Copy every line of the data below exactly, without changing any character.
--- --- ---
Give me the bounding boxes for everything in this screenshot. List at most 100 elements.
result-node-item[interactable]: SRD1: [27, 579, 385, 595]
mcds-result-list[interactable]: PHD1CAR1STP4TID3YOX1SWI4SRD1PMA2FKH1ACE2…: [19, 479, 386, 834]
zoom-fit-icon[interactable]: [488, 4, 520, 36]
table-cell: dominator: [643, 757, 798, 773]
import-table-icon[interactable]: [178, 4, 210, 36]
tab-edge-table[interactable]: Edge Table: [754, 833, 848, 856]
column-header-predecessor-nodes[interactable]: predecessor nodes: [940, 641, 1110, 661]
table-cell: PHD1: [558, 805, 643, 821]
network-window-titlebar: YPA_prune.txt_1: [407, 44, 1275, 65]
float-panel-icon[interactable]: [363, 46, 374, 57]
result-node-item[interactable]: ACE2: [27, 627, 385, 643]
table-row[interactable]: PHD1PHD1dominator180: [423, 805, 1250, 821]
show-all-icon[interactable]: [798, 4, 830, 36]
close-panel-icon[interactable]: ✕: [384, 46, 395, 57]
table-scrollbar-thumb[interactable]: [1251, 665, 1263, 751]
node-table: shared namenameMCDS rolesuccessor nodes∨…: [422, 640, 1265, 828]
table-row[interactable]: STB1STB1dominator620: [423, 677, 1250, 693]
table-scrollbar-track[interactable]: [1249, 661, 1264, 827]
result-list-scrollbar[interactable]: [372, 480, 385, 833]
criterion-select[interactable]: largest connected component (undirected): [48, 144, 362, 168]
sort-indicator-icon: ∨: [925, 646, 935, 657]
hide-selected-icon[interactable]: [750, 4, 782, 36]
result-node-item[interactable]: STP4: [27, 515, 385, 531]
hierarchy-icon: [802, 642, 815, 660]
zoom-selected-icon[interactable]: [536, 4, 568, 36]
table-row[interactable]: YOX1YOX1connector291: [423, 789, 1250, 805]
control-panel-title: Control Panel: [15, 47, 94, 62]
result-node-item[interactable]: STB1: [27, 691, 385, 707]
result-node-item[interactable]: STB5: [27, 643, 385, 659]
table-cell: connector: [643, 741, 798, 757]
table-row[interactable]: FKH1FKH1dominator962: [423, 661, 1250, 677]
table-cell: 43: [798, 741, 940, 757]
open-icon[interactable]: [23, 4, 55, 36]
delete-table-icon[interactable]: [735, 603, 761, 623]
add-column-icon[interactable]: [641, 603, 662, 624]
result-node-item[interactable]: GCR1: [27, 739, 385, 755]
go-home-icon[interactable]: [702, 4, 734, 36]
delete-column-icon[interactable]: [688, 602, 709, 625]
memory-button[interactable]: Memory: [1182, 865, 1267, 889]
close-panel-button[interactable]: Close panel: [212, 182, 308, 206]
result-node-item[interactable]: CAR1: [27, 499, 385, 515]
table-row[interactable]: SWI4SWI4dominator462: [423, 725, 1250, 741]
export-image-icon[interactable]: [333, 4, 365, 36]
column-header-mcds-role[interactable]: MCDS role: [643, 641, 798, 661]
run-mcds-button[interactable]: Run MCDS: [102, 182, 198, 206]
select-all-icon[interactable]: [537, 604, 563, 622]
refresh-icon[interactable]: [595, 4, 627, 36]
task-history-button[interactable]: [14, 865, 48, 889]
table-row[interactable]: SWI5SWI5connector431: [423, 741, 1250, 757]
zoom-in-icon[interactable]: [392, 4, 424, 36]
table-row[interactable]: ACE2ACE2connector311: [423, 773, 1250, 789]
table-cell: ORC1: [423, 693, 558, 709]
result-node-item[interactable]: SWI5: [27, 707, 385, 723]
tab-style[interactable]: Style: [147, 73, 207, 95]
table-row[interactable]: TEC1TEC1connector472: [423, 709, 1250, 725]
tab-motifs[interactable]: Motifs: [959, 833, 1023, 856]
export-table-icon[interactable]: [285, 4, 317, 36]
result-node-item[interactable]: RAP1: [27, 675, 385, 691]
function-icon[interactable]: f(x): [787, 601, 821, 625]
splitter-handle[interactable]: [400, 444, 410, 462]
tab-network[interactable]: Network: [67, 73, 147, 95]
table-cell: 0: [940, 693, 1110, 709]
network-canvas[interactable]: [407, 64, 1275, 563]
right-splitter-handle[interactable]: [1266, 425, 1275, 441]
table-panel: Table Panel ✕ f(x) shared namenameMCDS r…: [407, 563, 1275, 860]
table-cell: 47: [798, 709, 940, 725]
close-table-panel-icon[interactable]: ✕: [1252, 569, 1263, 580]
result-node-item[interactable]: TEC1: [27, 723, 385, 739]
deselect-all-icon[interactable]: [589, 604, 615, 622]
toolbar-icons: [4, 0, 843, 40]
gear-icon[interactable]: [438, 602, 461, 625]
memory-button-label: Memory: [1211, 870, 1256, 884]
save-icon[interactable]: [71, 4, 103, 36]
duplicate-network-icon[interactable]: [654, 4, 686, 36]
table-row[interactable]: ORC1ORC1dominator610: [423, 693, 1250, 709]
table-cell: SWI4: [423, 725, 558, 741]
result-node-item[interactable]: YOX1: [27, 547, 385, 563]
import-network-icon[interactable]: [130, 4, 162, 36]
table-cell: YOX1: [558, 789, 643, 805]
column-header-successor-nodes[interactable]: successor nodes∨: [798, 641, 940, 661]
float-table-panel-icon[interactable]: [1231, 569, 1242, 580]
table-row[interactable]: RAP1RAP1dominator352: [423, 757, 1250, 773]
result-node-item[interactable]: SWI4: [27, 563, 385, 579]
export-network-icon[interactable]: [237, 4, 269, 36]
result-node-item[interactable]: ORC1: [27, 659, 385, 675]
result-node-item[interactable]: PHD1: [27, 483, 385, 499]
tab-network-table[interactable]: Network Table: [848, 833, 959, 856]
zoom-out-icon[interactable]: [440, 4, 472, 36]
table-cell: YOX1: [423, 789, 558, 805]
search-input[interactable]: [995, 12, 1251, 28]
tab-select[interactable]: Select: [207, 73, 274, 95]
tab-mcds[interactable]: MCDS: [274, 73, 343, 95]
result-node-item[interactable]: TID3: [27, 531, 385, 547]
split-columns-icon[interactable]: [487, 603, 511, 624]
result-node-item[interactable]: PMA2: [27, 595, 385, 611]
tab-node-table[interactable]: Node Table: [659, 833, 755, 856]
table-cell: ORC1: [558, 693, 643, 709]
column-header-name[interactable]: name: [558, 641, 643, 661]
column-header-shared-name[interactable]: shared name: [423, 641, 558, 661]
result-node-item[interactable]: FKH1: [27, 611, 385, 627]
--- --- ---
■ Exercise solution ■
Give me the bounding boxes for everything in this screenshot. List at most 100 elements.
result-node-item[interactable]: SRD1: [27, 579, 385, 595]
mcds-result-list[interactable]: PHD1CAR1STP4TID3YOX1SWI4SRD1PMA2FKH1ACE2…: [19, 479, 386, 834]
zoom-fit-icon[interactable]: [488, 4, 520, 36]
table-cell: dominator: [643, 757, 798, 773]
import-table-icon[interactable]: [178, 4, 210, 36]
tab-edge-table[interactable]: Edge Table: [754, 833, 848, 856]
column-header-predecessor-nodes[interactable]: predecessor nodes: [940, 641, 1110, 661]
table-cell: PHD1: [558, 805, 643, 821]
network-window-titlebar: YPA_prune.txt_1: [407, 44, 1275, 65]
float-panel-icon[interactable]: [363, 46, 374, 57]
result-node-item[interactable]: ACE2: [27, 627, 385, 643]
table-row[interactable]: PHD1PHD1dominator180: [423, 805, 1250, 821]
show-all-icon[interactable]: [798, 4, 830, 36]
close-panel-icon[interactable]: ✕: [384, 46, 395, 57]
table-scrollbar-thumb[interactable]: [1251, 665, 1263, 751]
node-table: shared namenameMCDS rolesuccessor nodes∨…: [422, 640, 1265, 828]
table-row[interactable]: STB1STB1dominator620: [423, 677, 1250, 693]
table-scrollbar-track[interactable]: [1249, 661, 1264, 827]
result-list-scrollbar[interactable]: [372, 480, 385, 833]
criterion-select[interactable]: largest connected component (undirected): [48, 144, 362, 168]
sort-indicator-icon: ∨: [925, 646, 935, 657]
hide-selected-icon[interactable]: [750, 4, 782, 36]
result-node-item[interactable]: STP4: [27, 515, 385, 531]
hierarchy-icon: [802, 642, 815, 660]
zoom-selected-icon[interactable]: [536, 4, 568, 36]
table-row[interactable]: YOX1YOX1connector291: [423, 789, 1250, 805]
control-panel-title: Control Panel: [15, 47, 94, 62]
result-node-item[interactable]: STB1: [27, 691, 385, 707]
result-node-item[interactable]: STB5: [27, 643, 385, 659]
table-cell: connector: [643, 741, 798, 757]
table-row[interactable]: FKH1FKH1dominator962: [423, 661, 1250, 677]
table-cell: 43: [798, 741, 940, 757]
open-icon[interactable]: [23, 4, 55, 36]
delete-table-icon[interactable]: [735, 603, 761, 623]
add-column-icon[interactable]: [641, 603, 662, 624]
result-node-item[interactable]: GCR1: [27, 739, 385, 755]
go-home-icon[interactable]: [702, 4, 734, 36]
delete-column-icon[interactable]: [688, 602, 709, 625]
memory-button[interactable]: Memory: [1182, 865, 1267, 889]
close-panel-button[interactable]: Close panel: [212, 182, 308, 206]
result-node-item[interactable]: CAR1: [27, 499, 385, 515]
table-row[interactable]: SWI4SWI4dominator462: [423, 725, 1250, 741]
export-image-icon[interactable]: [333, 4, 365, 36]
column-header-mcds-role[interactable]: MCDS role: [643, 641, 798, 661]
run-mcds-button[interactable]: Run MCDS: [102, 182, 198, 206]
select-all-icon[interactable]: [537, 604, 563, 622]
refresh-icon[interactable]: [595, 4, 627, 36]
task-history-button[interactable]: [14, 865, 48, 889]
table-row[interactable]: SWI5SWI5connector431: [423, 741, 1250, 757]
zoom-in-icon[interactable]: [392, 4, 424, 36]
table-row[interactable]: ACE2ACE2connector311: [423, 773, 1250, 789]
table-cell: ORC1: [423, 693, 558, 709]
result-node-item[interactable]: SWI5: [27, 707, 385, 723]
tab-style[interactable]: Style: [147, 73, 207, 95]
table-row[interactable]: TEC1TEC1connector472: [423, 709, 1250, 725]
tab-motifs[interactable]: Motifs: [959, 833, 1023, 856]
export-table-icon[interactable]: [285, 4, 317, 36]
result-node-item[interactable]: RAP1: [27, 675, 385, 691]
function-icon[interactable]: f(x): [787, 601, 821, 625]
splitter-handle[interactable]: [400, 444, 410, 462]
tab-network[interactable]: Network: [67, 73, 147, 95]
table-cell: 0: [940, 693, 1110, 709]
network-canvas[interactable]: [407, 64, 1275, 563]
right-splitter-handle[interactable]: [1266, 425, 1275, 441]
table-panel: Table Panel ✕ f(x) shared namenameMCDS r…: [407, 563, 1275, 860]
table-cell: 47: [798, 709, 940, 725]
close-table-panel-icon[interactable]: ✕: [1252, 569, 1263, 580]
result-node-item[interactable]: TEC1: [27, 723, 385, 739]
deselect-all-icon[interactable]: [589, 604, 615, 622]
toolbar-icons: [4, 0, 843, 40]
gear-icon[interactable]: [438, 602, 461, 625]
memory-button-label: Memory: [1211, 870, 1256, 884]
save-icon[interactable]: [71, 4, 103, 36]
duplicate-network-icon[interactable]: [654, 4, 686, 36]
table-row[interactable]: ORC1ORC1dominator610: [423, 693, 1250, 709]
table-cell: SWI4: [423, 725, 558, 741]
result-node-item[interactable]: YOX1: [27, 547, 385, 563]
import-network-icon[interactable]: [130, 4, 162, 36]
table-cell: YOX1: [558, 789, 643, 805]
column-header-successor-nodes[interactable]: successor nodes∨: [798, 641, 940, 661]
float-table-panel-icon[interactable]: [1231, 569, 1242, 580]
table-row[interactable]: RAP1RAP1dominator352: [423, 757, 1250, 773]
result-node-item[interactable]: SWI4: [27, 563, 385, 579]
export-network-icon[interactable]: [237, 4, 269, 36]
result-node-item[interactable]: ORC1: [27, 659, 385, 675]
result-node-item[interactable]: PHD1: [27, 483, 385, 499]
tab-network-table[interactable]: Network Table: [848, 833, 959, 856]
zoom-out-icon[interactable]: [440, 4, 472, 36]
table-cell: YOX1: [423, 789, 558, 805]
search-input[interactable]: [995, 12, 1251, 28]
tab-select[interactable]: Select: [207, 73, 274, 95]
tab-mcds[interactable]: MCDS: [274, 73, 343, 95]
result-node-item[interactable]: TID3: [27, 531, 385, 547]
split-columns-icon[interactable]: [487, 603, 511, 624]
result-node-item[interactable]: PMA2: [27, 595, 385, 611]
tab-node-table[interactable]: Node Table: [659, 833, 755, 856]
table-cell: ORC1: [558, 693, 643, 709]
column-header-name[interactable]: name: [558, 641, 643, 661]
column-header-shared-name[interactable]: shared name: [423, 641, 558, 661]
result-node-item[interactable]: FKH1: [27, 611, 385, 627]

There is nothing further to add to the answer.